-- Set problem --
Output the line that contains "Serialize everything readable" and every line after it to the end of the entries, with nothing added or left out.

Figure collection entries
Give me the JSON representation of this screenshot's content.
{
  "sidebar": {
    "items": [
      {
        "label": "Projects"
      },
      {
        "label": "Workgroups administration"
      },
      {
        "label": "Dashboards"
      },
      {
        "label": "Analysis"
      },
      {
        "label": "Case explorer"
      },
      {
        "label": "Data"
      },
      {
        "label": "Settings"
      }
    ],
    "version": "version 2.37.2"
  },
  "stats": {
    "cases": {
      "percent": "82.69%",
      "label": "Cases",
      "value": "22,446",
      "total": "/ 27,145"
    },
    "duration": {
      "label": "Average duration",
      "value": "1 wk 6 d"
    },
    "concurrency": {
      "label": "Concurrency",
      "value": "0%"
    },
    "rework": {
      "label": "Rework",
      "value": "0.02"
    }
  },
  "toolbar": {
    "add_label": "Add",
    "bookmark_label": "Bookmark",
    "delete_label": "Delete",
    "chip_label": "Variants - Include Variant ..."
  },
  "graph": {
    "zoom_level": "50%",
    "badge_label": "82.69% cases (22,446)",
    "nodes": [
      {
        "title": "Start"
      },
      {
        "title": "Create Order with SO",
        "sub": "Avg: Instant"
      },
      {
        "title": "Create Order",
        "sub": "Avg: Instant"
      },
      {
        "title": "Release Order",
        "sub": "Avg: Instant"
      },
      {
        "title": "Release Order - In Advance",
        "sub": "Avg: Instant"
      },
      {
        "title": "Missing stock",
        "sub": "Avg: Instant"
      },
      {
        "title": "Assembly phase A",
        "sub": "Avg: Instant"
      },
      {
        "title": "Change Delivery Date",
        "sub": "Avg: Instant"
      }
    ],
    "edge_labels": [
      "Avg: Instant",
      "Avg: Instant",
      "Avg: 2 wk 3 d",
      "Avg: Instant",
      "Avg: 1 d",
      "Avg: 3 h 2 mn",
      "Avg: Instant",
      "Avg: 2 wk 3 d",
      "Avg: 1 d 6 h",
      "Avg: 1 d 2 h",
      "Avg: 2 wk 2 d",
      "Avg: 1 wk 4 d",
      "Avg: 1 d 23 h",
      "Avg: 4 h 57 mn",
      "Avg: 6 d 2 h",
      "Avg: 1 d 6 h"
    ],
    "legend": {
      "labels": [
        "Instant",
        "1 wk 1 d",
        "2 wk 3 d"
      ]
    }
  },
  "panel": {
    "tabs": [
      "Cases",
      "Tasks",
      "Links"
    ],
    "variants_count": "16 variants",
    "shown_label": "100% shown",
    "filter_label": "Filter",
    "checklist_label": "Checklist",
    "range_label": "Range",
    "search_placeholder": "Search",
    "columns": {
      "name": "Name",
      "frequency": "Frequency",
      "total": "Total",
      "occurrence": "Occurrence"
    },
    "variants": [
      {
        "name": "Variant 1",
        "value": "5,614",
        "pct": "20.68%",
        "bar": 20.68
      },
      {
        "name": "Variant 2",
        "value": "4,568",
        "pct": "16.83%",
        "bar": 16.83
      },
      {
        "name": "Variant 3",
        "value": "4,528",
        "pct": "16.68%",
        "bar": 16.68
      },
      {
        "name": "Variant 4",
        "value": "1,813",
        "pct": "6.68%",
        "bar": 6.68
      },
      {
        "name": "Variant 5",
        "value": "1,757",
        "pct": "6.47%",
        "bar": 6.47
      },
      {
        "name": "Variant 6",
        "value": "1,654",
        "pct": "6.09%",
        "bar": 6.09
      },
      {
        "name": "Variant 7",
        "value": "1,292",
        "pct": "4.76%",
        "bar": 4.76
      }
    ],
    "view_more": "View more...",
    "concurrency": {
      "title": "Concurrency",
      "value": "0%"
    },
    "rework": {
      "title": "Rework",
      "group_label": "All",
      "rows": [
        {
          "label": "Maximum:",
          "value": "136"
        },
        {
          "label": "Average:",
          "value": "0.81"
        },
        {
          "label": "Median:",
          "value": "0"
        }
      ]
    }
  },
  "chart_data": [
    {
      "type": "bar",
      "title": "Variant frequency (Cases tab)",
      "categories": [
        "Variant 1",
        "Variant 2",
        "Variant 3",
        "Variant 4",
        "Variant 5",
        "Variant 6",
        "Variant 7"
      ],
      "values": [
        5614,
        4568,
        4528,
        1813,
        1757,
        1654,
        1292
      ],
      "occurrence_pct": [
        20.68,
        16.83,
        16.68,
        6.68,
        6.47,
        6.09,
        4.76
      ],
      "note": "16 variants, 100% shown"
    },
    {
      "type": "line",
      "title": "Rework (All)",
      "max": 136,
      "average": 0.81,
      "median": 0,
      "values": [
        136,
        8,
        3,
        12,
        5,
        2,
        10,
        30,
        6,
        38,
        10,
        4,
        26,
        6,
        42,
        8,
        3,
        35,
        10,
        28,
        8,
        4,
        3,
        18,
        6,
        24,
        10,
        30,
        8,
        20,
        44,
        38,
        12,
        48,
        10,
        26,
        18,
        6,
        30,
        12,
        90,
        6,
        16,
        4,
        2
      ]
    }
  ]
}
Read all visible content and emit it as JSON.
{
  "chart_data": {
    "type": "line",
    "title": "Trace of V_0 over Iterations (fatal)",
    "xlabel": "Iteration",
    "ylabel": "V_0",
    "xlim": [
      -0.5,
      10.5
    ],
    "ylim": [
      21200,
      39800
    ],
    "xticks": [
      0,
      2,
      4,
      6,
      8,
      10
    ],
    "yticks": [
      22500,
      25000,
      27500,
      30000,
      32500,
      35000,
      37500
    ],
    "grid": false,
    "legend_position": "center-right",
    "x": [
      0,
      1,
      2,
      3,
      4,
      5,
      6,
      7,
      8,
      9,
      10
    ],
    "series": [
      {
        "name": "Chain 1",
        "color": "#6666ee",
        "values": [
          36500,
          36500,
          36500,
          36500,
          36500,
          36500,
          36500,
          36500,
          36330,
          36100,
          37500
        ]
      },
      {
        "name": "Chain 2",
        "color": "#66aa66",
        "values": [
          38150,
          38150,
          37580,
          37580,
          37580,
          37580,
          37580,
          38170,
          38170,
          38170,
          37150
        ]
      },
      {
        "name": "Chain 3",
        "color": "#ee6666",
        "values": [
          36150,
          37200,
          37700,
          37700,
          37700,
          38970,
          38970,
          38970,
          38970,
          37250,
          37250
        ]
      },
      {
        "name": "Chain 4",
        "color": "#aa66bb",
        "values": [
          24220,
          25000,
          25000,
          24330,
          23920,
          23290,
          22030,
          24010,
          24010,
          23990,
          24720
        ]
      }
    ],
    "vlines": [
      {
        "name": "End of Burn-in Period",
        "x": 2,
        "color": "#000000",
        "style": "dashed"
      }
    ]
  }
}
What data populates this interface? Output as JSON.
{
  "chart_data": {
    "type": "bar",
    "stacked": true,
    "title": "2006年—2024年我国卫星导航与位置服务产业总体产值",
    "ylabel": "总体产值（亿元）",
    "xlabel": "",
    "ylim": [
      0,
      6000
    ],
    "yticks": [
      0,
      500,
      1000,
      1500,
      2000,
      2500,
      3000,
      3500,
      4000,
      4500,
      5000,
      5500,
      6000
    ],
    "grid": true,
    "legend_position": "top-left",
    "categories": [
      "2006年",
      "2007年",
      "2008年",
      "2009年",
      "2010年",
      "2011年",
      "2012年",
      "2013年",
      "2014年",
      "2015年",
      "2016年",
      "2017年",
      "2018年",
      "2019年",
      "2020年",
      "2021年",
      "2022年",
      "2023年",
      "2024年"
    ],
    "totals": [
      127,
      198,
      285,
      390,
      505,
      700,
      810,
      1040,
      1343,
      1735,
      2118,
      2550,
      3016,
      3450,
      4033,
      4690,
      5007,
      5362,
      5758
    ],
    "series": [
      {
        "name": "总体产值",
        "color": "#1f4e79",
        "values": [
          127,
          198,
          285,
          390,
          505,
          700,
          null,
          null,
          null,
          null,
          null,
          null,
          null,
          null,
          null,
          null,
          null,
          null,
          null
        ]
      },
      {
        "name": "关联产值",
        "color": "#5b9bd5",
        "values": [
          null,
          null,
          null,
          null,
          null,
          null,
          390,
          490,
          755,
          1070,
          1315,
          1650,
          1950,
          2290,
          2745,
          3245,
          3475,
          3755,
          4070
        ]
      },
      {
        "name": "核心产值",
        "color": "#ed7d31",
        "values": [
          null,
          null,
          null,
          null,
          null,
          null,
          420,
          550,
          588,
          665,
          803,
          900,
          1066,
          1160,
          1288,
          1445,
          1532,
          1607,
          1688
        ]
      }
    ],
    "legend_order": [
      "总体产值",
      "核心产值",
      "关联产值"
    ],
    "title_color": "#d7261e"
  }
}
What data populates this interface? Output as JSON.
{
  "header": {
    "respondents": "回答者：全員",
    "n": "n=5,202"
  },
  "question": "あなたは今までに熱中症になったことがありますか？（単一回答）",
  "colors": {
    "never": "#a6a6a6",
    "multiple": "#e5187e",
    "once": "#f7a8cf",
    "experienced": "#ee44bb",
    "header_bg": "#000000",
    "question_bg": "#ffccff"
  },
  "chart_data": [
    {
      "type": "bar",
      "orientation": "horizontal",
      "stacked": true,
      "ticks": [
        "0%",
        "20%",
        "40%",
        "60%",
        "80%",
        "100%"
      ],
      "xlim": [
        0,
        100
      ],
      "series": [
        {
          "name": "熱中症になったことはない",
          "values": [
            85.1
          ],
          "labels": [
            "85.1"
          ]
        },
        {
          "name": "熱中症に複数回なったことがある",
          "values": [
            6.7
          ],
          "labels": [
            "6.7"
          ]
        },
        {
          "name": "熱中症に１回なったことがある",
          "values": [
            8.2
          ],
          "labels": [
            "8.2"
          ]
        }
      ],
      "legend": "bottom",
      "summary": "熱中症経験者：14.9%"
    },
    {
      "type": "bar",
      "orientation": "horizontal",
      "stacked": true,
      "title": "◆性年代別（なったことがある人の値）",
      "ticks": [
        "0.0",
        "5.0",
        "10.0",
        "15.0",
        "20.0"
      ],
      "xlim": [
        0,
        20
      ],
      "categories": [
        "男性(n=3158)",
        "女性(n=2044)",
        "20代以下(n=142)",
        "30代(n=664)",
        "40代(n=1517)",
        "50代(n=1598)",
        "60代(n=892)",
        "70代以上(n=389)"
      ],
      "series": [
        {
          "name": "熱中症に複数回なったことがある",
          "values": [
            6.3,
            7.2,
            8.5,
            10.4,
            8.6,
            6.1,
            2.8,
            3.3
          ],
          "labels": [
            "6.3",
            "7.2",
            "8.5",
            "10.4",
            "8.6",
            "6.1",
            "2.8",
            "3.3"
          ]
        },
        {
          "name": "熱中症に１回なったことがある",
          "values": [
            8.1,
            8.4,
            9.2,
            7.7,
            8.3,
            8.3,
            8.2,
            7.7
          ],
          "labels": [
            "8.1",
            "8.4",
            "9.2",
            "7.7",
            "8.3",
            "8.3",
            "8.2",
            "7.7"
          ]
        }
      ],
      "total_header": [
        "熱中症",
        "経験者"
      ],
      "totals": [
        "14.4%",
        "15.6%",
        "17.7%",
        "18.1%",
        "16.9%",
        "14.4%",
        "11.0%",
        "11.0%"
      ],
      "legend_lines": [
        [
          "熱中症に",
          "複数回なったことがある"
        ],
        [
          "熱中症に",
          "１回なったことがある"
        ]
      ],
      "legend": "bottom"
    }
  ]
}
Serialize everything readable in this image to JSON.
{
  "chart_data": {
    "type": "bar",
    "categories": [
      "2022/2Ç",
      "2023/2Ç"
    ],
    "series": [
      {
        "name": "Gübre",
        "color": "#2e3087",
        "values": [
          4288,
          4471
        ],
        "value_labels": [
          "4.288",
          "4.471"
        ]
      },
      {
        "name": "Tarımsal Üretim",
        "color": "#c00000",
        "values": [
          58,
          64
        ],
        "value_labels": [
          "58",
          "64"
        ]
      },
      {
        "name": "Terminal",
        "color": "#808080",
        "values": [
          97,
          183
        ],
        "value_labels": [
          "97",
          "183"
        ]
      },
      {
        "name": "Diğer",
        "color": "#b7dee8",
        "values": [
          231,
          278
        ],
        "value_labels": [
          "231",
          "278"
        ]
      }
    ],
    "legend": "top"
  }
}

-- Answer to this problem --
Serialize everything readable in this image to JSON.
{
  "chart_data": {
    "type": "bar",
    "categories": [
      "2022/2Ç",
      "2023/2Ç"
    ],
    "series": [
      {
        "name": "Gübre",
        "color": "#2e3087",
        "values": [
          4288,
          4471
        ],
        "value_labels": [
          "4.288",
          "4.471"
        ]
      },
      {
        "name": "Tarımsal Üretim",
        "color": "#c00000",
        "values": [
          58,
          64
        ],
        "value_labels": [
          "58",
          "64"
        ]
      },
      {
        "name": "Terminal",
        "color": "#808080",
        "values": [
          97,
          183
        ],
        "value_labels": [
          "97",
          "183"
        ]
      },
      {
        "name": "Diğer",
        "color": "#b7dee8",
        "values": [
          231,
          278
        ],
        "value_labels": [
          "231",
          "278"
        ]
      }
    ],
    "legend": "top"
  }
}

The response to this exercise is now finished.